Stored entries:
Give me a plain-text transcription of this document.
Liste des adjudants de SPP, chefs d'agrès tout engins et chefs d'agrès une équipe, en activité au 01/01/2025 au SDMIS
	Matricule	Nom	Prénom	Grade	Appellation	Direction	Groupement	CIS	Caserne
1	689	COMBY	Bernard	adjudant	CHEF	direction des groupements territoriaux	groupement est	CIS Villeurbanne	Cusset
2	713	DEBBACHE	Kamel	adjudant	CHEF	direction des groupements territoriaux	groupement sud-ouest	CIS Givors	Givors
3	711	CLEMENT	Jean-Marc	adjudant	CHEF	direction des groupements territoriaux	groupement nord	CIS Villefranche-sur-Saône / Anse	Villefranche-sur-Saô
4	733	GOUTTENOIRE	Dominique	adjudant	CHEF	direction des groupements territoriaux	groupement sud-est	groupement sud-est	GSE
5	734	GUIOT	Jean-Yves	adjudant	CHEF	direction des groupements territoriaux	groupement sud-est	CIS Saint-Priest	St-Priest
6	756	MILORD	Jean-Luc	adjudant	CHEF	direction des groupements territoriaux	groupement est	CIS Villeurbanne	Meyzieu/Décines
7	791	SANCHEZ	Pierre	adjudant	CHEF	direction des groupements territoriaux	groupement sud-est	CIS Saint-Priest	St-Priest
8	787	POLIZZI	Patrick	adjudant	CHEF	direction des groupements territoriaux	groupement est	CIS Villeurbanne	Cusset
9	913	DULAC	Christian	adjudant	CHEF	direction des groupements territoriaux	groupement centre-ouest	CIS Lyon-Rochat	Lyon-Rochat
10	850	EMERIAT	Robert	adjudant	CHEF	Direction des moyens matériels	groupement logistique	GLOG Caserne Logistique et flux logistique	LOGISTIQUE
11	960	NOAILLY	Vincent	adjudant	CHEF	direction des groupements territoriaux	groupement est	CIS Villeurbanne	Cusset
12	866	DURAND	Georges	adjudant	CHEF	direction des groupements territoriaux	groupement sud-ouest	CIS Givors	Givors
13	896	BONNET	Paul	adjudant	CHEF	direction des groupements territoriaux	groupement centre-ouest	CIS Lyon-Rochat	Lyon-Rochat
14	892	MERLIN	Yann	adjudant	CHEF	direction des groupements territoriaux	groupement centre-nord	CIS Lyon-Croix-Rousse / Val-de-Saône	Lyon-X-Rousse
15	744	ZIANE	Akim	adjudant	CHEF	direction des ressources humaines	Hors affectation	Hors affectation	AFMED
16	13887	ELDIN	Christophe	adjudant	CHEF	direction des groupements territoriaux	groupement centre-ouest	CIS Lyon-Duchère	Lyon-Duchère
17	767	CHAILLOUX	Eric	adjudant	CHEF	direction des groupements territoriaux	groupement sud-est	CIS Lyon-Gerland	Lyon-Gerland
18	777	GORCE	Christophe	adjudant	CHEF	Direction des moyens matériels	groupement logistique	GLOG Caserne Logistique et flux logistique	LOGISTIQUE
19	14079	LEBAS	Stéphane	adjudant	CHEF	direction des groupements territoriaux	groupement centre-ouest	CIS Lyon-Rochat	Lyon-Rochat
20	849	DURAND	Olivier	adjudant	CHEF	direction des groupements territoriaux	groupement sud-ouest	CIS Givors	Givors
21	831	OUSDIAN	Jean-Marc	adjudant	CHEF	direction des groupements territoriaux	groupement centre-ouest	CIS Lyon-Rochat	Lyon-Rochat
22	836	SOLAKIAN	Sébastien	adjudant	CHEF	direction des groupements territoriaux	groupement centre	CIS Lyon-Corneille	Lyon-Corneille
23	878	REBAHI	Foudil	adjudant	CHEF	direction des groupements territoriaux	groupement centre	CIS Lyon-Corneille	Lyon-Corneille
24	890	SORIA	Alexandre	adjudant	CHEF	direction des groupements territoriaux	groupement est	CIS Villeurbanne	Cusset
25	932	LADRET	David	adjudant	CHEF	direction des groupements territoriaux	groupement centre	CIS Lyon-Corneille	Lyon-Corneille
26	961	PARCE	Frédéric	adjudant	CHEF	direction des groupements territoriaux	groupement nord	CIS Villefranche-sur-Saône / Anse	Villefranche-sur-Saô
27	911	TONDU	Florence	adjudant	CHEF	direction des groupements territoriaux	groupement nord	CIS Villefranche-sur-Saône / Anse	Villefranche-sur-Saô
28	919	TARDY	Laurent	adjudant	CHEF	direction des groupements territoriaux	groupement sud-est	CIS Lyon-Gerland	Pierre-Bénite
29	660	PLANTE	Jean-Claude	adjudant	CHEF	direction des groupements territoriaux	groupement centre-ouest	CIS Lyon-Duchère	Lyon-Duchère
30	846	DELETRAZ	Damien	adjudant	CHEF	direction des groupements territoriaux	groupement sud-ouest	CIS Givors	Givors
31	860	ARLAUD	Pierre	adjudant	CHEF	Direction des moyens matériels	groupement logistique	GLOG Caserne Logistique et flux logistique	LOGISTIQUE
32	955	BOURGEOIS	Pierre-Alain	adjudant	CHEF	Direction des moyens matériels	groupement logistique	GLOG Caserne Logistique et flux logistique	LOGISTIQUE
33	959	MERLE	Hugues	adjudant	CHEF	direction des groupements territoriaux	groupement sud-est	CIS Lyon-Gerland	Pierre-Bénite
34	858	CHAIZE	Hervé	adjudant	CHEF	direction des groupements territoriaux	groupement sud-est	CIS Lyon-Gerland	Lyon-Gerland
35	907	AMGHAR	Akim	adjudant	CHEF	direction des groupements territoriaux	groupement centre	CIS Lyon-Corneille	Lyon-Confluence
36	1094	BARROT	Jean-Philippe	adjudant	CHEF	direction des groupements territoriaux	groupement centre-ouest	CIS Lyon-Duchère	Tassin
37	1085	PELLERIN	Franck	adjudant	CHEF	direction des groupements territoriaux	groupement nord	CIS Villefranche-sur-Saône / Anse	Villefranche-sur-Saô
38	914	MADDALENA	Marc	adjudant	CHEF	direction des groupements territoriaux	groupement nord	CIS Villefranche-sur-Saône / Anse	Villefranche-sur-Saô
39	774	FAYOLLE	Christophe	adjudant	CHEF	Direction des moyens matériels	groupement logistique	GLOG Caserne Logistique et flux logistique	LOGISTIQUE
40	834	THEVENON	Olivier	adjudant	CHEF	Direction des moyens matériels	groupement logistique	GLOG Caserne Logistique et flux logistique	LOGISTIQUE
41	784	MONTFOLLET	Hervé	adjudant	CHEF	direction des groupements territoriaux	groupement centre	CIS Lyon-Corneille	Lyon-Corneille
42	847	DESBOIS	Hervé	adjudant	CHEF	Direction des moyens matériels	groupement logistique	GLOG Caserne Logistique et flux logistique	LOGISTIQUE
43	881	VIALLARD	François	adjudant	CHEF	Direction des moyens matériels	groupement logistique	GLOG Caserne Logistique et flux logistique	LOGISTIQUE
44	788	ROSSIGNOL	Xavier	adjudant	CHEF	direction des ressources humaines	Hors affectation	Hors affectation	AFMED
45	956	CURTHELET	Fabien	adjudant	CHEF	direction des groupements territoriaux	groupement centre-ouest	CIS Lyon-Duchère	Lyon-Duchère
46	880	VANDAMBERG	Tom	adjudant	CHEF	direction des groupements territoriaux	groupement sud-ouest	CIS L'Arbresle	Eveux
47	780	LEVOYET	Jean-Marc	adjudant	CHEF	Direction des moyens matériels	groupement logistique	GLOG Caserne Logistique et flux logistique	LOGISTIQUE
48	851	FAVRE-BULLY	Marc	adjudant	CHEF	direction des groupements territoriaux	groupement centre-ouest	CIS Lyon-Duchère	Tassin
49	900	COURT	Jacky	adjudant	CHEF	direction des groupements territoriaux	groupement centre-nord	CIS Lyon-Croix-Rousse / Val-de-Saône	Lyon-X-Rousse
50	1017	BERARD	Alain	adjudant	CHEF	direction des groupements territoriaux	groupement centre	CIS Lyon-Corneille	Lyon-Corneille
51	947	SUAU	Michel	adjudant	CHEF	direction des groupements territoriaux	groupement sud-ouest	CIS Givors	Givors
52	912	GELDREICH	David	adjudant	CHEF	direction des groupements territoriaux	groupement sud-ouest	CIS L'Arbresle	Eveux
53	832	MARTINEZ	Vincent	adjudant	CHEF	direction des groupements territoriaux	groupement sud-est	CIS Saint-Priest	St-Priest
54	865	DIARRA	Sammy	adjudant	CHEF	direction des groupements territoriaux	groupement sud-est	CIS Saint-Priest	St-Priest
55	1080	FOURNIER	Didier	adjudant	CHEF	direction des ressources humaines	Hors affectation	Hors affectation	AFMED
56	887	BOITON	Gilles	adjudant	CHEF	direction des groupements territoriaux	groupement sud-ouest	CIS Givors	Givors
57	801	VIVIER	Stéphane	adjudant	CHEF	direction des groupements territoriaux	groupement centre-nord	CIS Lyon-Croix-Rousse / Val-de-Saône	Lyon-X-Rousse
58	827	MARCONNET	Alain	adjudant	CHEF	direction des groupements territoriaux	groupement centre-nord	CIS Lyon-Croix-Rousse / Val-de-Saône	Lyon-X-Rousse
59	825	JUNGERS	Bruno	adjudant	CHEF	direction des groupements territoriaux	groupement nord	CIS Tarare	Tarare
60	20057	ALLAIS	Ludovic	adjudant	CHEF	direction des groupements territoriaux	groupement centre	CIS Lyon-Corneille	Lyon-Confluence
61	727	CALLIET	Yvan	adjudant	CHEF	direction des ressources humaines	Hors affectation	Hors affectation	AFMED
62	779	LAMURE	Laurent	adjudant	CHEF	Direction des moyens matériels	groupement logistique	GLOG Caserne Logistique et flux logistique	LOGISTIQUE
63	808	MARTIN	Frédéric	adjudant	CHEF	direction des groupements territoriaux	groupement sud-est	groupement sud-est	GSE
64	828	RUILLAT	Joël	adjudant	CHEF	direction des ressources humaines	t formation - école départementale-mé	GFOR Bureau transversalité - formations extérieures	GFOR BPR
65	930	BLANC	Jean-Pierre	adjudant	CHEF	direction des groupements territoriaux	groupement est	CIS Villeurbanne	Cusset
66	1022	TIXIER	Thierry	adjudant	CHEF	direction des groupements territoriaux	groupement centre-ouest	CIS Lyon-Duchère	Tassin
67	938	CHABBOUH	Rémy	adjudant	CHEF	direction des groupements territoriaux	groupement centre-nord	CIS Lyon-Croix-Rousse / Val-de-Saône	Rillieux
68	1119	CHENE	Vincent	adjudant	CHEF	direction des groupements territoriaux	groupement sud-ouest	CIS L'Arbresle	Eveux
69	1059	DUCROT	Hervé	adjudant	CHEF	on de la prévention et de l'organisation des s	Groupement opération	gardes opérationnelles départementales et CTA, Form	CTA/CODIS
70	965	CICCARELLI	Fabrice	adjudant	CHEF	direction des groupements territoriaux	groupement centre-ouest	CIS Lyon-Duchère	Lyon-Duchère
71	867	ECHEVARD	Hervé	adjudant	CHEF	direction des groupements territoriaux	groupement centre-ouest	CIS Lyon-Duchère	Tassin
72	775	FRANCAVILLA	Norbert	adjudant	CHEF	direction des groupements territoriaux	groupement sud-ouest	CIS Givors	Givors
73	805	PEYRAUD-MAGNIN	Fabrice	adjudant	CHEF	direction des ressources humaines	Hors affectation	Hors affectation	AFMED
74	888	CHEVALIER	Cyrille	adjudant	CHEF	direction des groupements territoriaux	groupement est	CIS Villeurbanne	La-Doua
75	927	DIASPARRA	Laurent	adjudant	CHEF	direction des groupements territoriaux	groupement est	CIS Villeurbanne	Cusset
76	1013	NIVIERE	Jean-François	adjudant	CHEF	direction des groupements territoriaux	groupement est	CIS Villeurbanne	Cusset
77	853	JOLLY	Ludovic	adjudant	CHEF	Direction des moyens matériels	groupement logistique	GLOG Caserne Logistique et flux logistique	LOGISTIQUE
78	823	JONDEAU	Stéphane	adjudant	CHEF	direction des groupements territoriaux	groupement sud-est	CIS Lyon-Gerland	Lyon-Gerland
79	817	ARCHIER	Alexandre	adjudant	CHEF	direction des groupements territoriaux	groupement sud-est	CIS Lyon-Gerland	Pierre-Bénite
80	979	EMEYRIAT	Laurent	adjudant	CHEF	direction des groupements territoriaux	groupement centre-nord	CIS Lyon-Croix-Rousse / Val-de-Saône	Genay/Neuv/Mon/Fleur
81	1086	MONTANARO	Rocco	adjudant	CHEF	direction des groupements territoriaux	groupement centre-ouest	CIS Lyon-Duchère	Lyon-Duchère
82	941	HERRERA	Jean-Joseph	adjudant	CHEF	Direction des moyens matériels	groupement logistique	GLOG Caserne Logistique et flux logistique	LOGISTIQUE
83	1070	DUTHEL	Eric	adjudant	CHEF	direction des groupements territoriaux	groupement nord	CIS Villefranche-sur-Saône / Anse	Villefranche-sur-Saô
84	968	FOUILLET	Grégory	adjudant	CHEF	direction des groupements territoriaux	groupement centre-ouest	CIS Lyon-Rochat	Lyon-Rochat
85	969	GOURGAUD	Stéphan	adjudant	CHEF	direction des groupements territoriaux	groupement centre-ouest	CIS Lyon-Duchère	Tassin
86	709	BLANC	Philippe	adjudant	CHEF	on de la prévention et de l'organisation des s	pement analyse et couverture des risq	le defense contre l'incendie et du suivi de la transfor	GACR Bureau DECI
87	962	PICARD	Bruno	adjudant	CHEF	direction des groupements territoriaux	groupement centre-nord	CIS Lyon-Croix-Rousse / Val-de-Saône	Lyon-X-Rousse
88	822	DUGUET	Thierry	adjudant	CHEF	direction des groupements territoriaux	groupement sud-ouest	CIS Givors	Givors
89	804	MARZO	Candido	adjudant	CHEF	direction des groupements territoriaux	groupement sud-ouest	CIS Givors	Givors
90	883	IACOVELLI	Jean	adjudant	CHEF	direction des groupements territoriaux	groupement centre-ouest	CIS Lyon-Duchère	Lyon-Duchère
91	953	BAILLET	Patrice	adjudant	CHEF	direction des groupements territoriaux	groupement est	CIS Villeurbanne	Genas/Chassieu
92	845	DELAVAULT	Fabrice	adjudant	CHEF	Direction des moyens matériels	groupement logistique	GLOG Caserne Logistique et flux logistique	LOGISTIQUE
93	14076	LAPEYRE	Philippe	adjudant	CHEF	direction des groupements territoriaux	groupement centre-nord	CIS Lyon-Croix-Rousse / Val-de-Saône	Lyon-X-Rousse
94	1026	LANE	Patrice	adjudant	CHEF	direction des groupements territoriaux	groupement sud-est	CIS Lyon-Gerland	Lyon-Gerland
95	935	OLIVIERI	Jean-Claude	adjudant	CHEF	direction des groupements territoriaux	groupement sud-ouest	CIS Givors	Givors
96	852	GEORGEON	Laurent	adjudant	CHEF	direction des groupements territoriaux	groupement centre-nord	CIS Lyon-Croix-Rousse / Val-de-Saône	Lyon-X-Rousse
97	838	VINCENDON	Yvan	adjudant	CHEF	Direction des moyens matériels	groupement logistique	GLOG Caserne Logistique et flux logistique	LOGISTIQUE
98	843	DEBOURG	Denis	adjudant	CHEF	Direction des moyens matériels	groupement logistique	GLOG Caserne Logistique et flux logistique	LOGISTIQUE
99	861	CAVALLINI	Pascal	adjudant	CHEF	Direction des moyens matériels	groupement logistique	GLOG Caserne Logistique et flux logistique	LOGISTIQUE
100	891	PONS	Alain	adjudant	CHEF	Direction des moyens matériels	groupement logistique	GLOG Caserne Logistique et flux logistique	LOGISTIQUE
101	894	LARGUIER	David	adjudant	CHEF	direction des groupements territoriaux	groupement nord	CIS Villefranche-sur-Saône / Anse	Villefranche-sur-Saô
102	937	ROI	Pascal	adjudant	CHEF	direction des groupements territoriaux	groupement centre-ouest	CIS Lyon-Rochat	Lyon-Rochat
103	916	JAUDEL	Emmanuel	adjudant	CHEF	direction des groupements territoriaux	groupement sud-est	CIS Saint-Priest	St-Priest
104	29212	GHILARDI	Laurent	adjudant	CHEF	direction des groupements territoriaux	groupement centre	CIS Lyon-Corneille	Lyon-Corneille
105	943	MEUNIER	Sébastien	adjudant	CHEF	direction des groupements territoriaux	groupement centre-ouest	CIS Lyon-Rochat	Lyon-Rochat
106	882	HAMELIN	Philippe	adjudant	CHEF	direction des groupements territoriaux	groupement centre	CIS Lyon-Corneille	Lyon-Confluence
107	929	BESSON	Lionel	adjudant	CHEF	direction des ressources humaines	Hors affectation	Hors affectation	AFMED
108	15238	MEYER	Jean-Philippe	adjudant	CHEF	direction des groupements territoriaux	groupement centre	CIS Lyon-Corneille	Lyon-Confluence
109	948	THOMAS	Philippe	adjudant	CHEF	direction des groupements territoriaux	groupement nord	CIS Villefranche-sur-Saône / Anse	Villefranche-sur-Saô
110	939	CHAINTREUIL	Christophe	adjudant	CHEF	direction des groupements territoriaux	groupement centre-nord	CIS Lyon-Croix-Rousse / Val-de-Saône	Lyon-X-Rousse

WHAT IS BEING ASKED
Select every line where the word "prévention" occurs.

COMPLETED TASK
69	1059	DUCROT	Hervé	adjudant	CHEF	on de la prévention et de l'organisation des s	Groupement opération	gardes opérationnelles départementales et CTA, Form	CTA/CODIS
86	709	BLANC	Philippe	adjudant	CHEF	on de la prévention et de l'organisation des s	pement analyse et couverture des risq	le defense contre l'incendie et du suivi de la transfor	GACR Bureau DECI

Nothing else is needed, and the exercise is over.